_WORK INSTRUCTIONS_
Print every one of the lines below word for word, leaving out the pictures.

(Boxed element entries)
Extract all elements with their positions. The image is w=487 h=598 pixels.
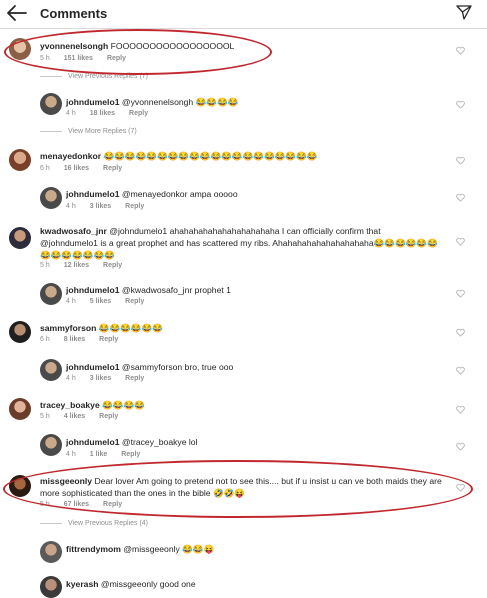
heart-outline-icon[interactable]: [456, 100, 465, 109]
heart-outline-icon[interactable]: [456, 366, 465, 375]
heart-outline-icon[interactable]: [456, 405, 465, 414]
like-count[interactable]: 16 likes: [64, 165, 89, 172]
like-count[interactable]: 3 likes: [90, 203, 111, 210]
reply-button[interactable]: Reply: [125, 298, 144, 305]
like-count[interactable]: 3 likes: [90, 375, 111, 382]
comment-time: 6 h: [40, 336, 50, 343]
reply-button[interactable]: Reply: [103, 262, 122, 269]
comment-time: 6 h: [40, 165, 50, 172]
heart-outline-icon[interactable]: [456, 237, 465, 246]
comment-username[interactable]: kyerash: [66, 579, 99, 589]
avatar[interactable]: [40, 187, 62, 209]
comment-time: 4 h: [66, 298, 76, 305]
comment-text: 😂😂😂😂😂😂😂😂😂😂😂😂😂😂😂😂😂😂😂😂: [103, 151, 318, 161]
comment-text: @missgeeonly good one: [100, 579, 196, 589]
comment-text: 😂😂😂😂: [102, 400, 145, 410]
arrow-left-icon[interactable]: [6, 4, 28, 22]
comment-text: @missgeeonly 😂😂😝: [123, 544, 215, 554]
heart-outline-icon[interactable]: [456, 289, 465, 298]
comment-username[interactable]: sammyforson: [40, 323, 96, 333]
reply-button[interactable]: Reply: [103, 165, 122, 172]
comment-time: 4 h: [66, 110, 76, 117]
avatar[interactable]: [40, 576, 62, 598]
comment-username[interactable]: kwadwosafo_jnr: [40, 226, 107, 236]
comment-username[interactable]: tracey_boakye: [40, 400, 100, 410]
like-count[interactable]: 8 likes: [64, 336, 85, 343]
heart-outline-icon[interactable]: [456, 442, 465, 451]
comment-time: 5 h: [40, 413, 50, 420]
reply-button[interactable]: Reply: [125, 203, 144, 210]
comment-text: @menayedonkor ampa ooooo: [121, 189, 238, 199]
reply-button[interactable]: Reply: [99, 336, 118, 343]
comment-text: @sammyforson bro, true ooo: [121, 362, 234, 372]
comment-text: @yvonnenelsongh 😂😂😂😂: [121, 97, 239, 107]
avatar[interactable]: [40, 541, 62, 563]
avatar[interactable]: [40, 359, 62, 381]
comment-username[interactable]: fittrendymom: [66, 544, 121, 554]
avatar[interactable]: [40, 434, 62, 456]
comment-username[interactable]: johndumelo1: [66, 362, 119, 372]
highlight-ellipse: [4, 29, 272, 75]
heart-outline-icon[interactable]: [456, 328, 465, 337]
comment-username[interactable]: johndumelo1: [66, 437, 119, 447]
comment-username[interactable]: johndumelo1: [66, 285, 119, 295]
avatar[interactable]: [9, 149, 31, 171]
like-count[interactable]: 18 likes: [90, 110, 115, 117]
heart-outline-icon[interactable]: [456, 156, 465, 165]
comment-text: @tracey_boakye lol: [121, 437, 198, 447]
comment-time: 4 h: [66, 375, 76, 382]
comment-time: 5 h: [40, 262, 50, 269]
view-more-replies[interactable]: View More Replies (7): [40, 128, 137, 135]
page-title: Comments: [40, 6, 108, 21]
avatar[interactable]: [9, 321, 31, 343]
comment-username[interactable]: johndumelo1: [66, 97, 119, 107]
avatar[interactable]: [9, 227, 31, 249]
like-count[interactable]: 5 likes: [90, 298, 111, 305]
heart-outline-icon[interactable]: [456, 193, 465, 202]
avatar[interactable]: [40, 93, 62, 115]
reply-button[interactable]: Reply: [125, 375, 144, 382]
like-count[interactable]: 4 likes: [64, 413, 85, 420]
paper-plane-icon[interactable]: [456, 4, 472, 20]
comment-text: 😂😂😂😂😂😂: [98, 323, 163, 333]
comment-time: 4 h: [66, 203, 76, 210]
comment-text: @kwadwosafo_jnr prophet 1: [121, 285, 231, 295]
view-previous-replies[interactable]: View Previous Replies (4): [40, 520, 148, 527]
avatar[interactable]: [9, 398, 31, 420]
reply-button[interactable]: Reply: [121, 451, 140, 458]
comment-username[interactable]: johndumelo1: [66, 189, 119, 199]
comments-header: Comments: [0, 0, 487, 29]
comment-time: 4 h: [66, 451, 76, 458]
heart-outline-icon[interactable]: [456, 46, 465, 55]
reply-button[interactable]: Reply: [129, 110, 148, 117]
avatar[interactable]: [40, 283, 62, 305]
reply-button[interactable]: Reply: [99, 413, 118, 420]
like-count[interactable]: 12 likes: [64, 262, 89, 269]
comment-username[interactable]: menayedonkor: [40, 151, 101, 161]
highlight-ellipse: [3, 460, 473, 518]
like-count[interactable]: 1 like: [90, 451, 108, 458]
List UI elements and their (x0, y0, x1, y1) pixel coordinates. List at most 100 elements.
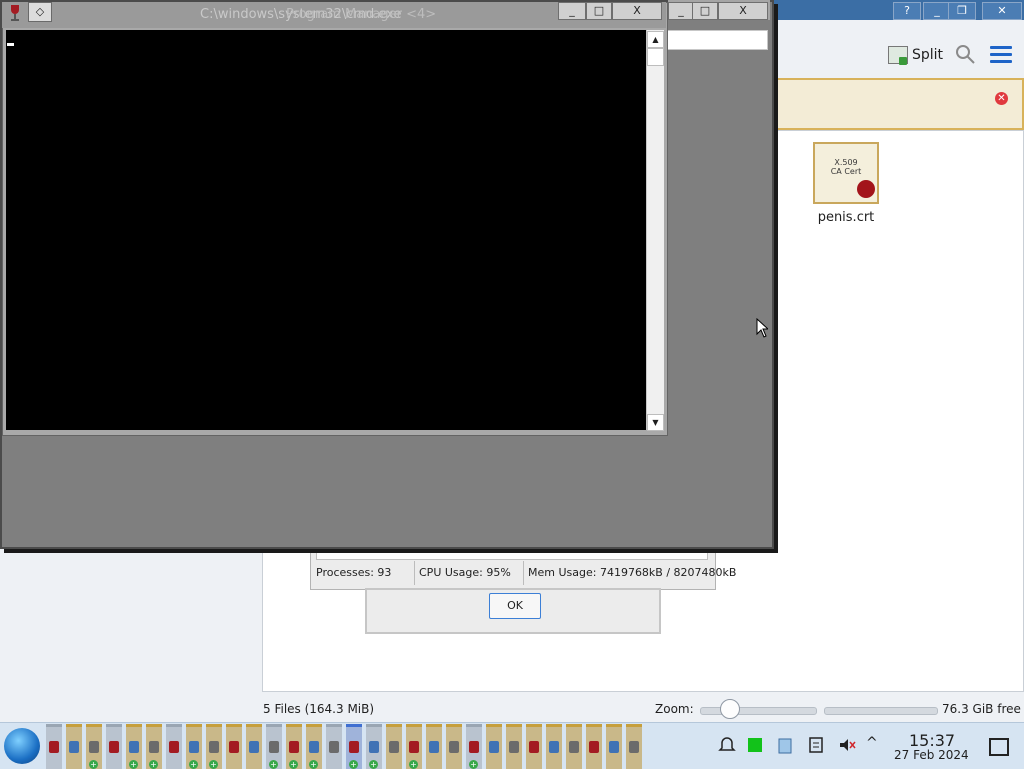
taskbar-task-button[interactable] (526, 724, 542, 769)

_WRITTEN RESPONSE_
Extract all elements with their positions. The image is w=487 h=598 pixels.
heart-outline-icon[interactable]: [456, 100, 465, 109]
heart-outline-icon[interactable]: [456, 366, 465, 375]
heart-outline-icon[interactable]: [456, 405, 465, 414]
like-count[interactable]: 16 likes: [64, 165, 89, 172]
like-count[interactable]: 3 likes: [90, 203, 111, 210]
reply-button[interactable]: Reply: [125, 298, 144, 305]
like-count[interactable]: 3 likes: [90, 375, 111, 382]
comment-time: 6 h: [40, 336, 50, 343]
reply-button[interactable]: Reply: [103, 262, 122, 269]
comment-time: 6 h: [40, 165, 50, 172]
heart-outline-icon[interactable]: [456, 237, 465, 246]
comment-username[interactable]: kyerash: [66, 579, 99, 589]
avatar[interactable]: [40, 187, 62, 209]
comment-time: 4 h: [66, 298, 76, 305]
comment-text: 😂😂😂😂😂😂😂😂😂😂😂😂😂😂😂😂😂😂😂😂: [103, 151, 318, 161]
comment-text: @missgeeonly good one: [100, 579, 196, 589]
comment-text: 😂😂😂😂: [102, 400, 145, 410]
arrow-left-icon[interactable]: [6, 4, 28, 22]
comment-text: @missgeeonly 😂😂😝: [123, 544, 215, 554]
heart-outline-icon[interactable]: [456, 289, 465, 298]
comment-username[interactable]: sammyforson: [40, 323, 96, 333]
reply-button[interactable]: Reply: [103, 165, 122, 172]
comment-time: 4 h: [66, 110, 76, 117]
avatar[interactable]: [40, 576, 62, 598]
comment-username[interactable]: kwadwosafo_jnr: [40, 226, 107, 236]
comment-username[interactable]: tracey_boakye: [40, 400, 100, 410]
like-count[interactable]: 8 likes: [64, 336, 85, 343]
heart-outline-icon[interactable]: [456, 442, 465, 451]
comment-time: 5 h: [40, 413, 50, 420]
reply-button[interactable]: Reply: [125, 203, 144, 210]
comment-text: @menayedonkor ampa ooooo: [121, 189, 238, 199]
reply-button[interactable]: Reply: [99, 336, 118, 343]
comment-text: @sammyforson bro, true ooo: [121, 362, 234, 372]
comment-text: @yvonnenelsongh 😂😂😂😂: [121, 97, 239, 107]
avatar[interactable]: [40, 541, 62, 563]
avatar[interactable]: [40, 359, 62, 381]
comment-username[interactable]: fittrendymom: [66, 544, 121, 554]
avatar[interactable]: [40, 434, 62, 456]
comment-username[interactable]: johndumelo1: [66, 362, 119, 372]
highlight-ellipse: [4, 29, 272, 75]
heart-outline-icon[interactable]: [456, 328, 465, 337]
comment-username[interactable]: johndumelo1: [66, 437, 119, 447]
comment-username[interactable]: johndumelo1: [66, 285, 119, 295]
avatar[interactable]: [9, 149, 31, 171]
like-count[interactable]: 18 likes: [90, 110, 115, 117]
heart-outline-icon[interactable]: [456, 156, 465, 165]
comment-text: @tracey_boakye lol: [121, 437, 198, 447]
comment-time: 4 h: [66, 375, 76, 382]
comment-time: 5 h: [40, 262, 50, 269]
view-more-replies[interactable]: View More Replies (7): [40, 128, 137, 135]
page-title: Comments: [40, 6, 108, 21]
avatar[interactable]: [9, 321, 31, 343]
comment-username[interactable]: johndumelo1: [66, 97, 119, 107]
avatar[interactable]: [9, 227, 31, 249]
like-count[interactable]: 5 likes: [90, 298, 111, 305]
heart-outline-icon[interactable]: [456, 193, 465, 202]
avatar[interactable]: [40, 93, 62, 115]
reply-button[interactable]: Reply: [125, 375, 144, 382]
like-count[interactable]: 4 likes: [64, 413, 85, 420]
paper-plane-icon[interactable]: [456, 4, 472, 20]
comment-text: 😂😂😂😂😂😂: [98, 323, 163, 333]
comment-time: 4 h: [66, 203, 76, 210]
comment-text: @kwadwosafo_jnr prophet 1: [121, 285, 231, 295]
view-previous-replies[interactable]: View Previous Replies (4): [40, 520, 148, 527]
avatar[interactable]: [9, 398, 31, 420]
reply-button[interactable]: Reply: [121, 451, 140, 458]
comment-username[interactable]: johndumelo1: [66, 189, 119, 199]
comments-header: Comments: [0, 0, 487, 29]
comment-time: 4 h: [66, 451, 76, 458]
heart-outline-icon[interactable]: [456, 46, 465, 55]
reply-button[interactable]: Reply: [129, 110, 148, 117]
avatar[interactable]: [40, 283, 62, 305]
reply-button[interactable]: Reply: [99, 413, 118, 420]
like-count[interactable]: 12 likes: [64, 262, 89, 269]
comment-username[interactable]: menayedonkor: [40, 151, 101, 161]
highlight-ellipse: [3, 460, 473, 518]
like-count[interactable]: 1 like: [90, 451, 108, 458]
List UI elements and their (x0, y0, x1, y1) pixel coordinates. List at most 100 elements.
taskbar-task-button[interactable] (526, 724, 542, 769)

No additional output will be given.